Generalized Linear Model

For any statistical method there are certain assumptions that have to be met. For example, with OLS regression one of the key assumptions is homoscedasticity for the residuals. Sometimes these assumptions are not met. Using homoscedasticity as an example, the variance of the errors is not consistent across observations and is rarely met. Due to this violation, using OLS regression may provide inaccurate results. One solution is to use a generalized linear model (GLM), however GLMs have their own set of assumptions. But first, we need to review what a GLM is!

Note

Why GLMs over OLS regression? A few of the reasons [STAT 504, Section 6.1]:

Since the model uses MLE instead of OLS, parameter estimates and likelihood functions benefit from asymptotic normal and chi-square distributions
Homoscedasticity is not required for GLMs
No need to transform the outcome variable to have a normal distribution
Choosing the link has nothing to do with what you choose for the random component. For example, you can use a binomial distribution but choose to use a logit link or probit.

Directive a:
Copy everything in the GLM excerpt from "For any statistical" down to "what a GLM is!" word for word.

Available data:
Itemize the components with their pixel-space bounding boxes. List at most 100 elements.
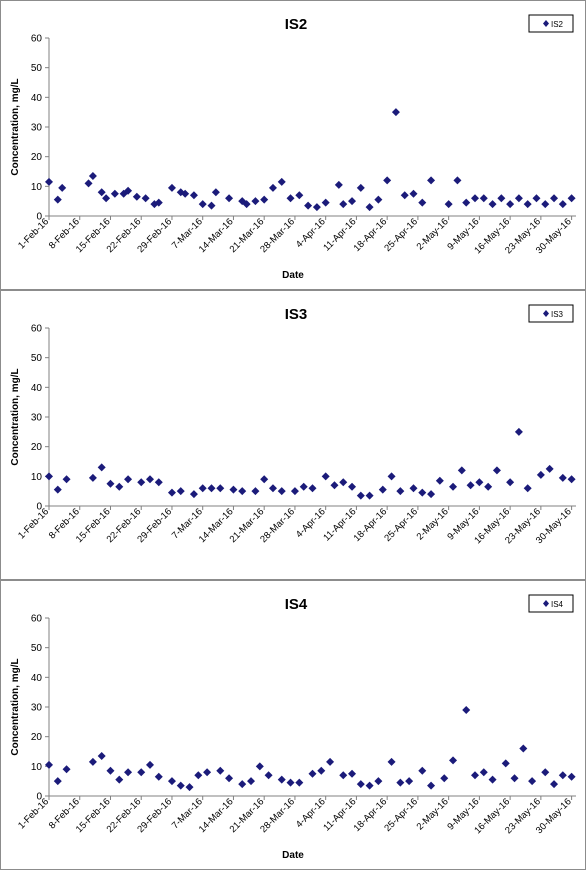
y-tick-label: 60 [31,614,43,625]
data-point [251,197,260,206]
data-point [176,487,185,496]
data-point [484,482,493,491]
data-point [418,766,427,775]
data-point [295,191,304,200]
y-tick-label: 50 [31,63,43,74]
data-point [277,487,286,496]
data-point [510,774,519,783]
chart-panel-is4: IS4 0 10 20 30 40 50 60 1-Feb-16 8-Feb-16 15-Feb-1… [0,580,586,870]
data-point [528,777,537,786]
data-point [558,200,567,209]
data-point [124,768,133,777]
data-point [514,427,523,436]
data-point [567,194,576,203]
data-point [457,466,466,475]
data-point [418,488,427,497]
y-tick-label: 20 [31,732,43,743]
data-point [211,188,220,197]
data-point [501,759,510,768]
legend: IS3 [528,304,574,323]
chart-svg: IS201020304050601-Feb-168-Feb-1615-Feb-1… [10,14,576,281]
y-tick-label: 20 [31,152,43,163]
data-point [378,485,387,494]
x-tick-label: 25-Apr-16 [382,216,420,254]
data-point [45,177,53,186]
data-point [453,176,462,185]
y-tick-label: 0 [36,792,42,803]
data-point [216,484,225,493]
data-point [475,478,484,487]
data-point [348,769,357,778]
legend-box [528,14,574,33]
data-point [251,487,260,496]
data-point [53,777,62,786]
data-point [299,482,308,491]
data-point [225,774,234,783]
y-axis-title: Concentration, mg/L [10,368,21,465]
x-tick-label: 1-Feb-16 [16,216,51,251]
data-point [506,478,515,487]
data-point [470,771,479,780]
data-point [132,192,141,201]
legend-marker [543,310,549,317]
data-point [176,781,185,790]
data-point [567,772,576,781]
data-point [339,771,348,780]
y-tick-label: 40 [31,673,43,684]
data-point [115,775,124,784]
data-point [488,775,497,784]
data-point [317,766,326,775]
chart-panel-is2: IS2 0 10 20 30 40 50 60 1-Feb-16 8-Feb-16 15-Feb-1… [0,0,586,290]
data-point [558,473,567,482]
data-point [198,200,207,209]
data-point [88,171,97,180]
y-tick-label: 30 [31,413,43,424]
data-point [427,490,436,499]
data-point [225,194,234,203]
data-point [124,186,133,195]
data-point [181,189,190,198]
data-point [277,775,286,784]
x-axis-title: Date [282,850,304,861]
y-tick-label: 0 [36,212,42,223]
data-point [106,479,115,488]
y-tick-label: 60 [31,324,43,335]
data-point [88,473,97,482]
chart-svg: IS301020304050601-Feb-168-Feb-1615-Feb-1… [10,304,576,546]
data-point [137,478,146,487]
data-point [124,475,133,484]
data-point [141,194,150,203]
y-tick-label: 20 [31,442,43,453]
x-tick-label: 2-May-16 [415,796,451,832]
data-point [519,744,528,753]
data-point [536,470,545,479]
data-point [409,484,418,493]
data-point [396,778,405,787]
data-point [167,183,176,192]
data-point [449,482,458,491]
data-point [497,194,506,203]
data-point [198,484,207,493]
data-point [62,475,71,484]
data-point [167,777,176,786]
data-point [374,195,383,204]
data-point [466,481,475,490]
data-point [541,768,550,777]
data-point [387,757,396,766]
y-axis-title: Concentration, mg/L [10,658,21,755]
data-point [154,772,163,781]
x-tick-label: 1-Feb-16 [16,506,51,541]
data-point [84,179,93,188]
legend-label: IS2 [551,20,564,29]
y-tick-label: 50 [31,353,43,364]
data-point [558,771,567,780]
data-point [479,768,488,777]
y-tick-label: 40 [31,383,43,394]
data-point [268,183,277,192]
y-tick-label: 10 [31,182,43,193]
data-point [321,198,330,207]
y-tick-label: 50 [31,643,43,654]
data-point [53,485,62,494]
data-point [106,766,115,775]
data-point [58,183,67,192]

Directive b:
Quote everything in the entries from the line containing "y-tick-label: 60 [31,614,43,625]" down to the line containing "data-point [225,774,234,783]", both lines included.

Correct result a:
For any statistical method there are certain assumptions that have to be met. For example, with OLS regression one of the key assumptions is homoscedasticity for the residuals. Sometimes these assumptions are not met. Using homoscedasticity as an example, the variance of the errors is not consistent across observations and is rarely met. Due to this violation, using OLS regression may provide inaccurate results. One solution is to use a generalized linear model (GLM), however GLMs have their own set of assumptions. But first, we need to review what a GLM is!

Correct result b:
y-tick-label: 60 [31,614,43,625]
data-point [251,197,260,206]
data-point [176,487,185,496]
data-point [484,482,493,491]
data-point [418,766,427,775]
data-point [295,191,304,200]
y-tick-label: 50 [31,63,43,74]
data-point [277,487,286,496]
data-point [510,774,519,783]
chart-panel-is4: IS4 0 10 20 30 40 50 60 1-Feb-16 8-Feb-16 15-Feb-1… [0,580,586,870]
data-point [528,777,537,786]
data-point [558,200,567,209]
data-point [124,768,133,777]
data-point [514,427,523,436]
data-point [567,194,576,203]
data-point [457,466,466,475]
data-point [418,488,427,497]
y-tick-label: 20 [31,732,43,743]
data-point [211,188,220,197]
data-point [501,759,510,768]
legend: IS3 [528,304,574,323]
chart-svg: IS201020304050601-Feb-168-Feb-1615-Feb-1… [10,14,576,281]
y-tick-label: 20 [31,152,43,163]
data-point [378,485,387,494]
x-tick-label: 25-Apr-16 [382,216,420,254]
data-point [45,177,53,186]
data-point [453,176,462,185]
y-tick-label: 0 [36,792,42,803]
data-point [216,484,225,493]
data-point [475,478,484,487]
data-point [348,769,357,778]
legend-box [528,14,574,33]
data-point [251,487,260,496]
data-point [53,777,62,786]
data-point [299,482,308,491]
data-point [225,774,234,783]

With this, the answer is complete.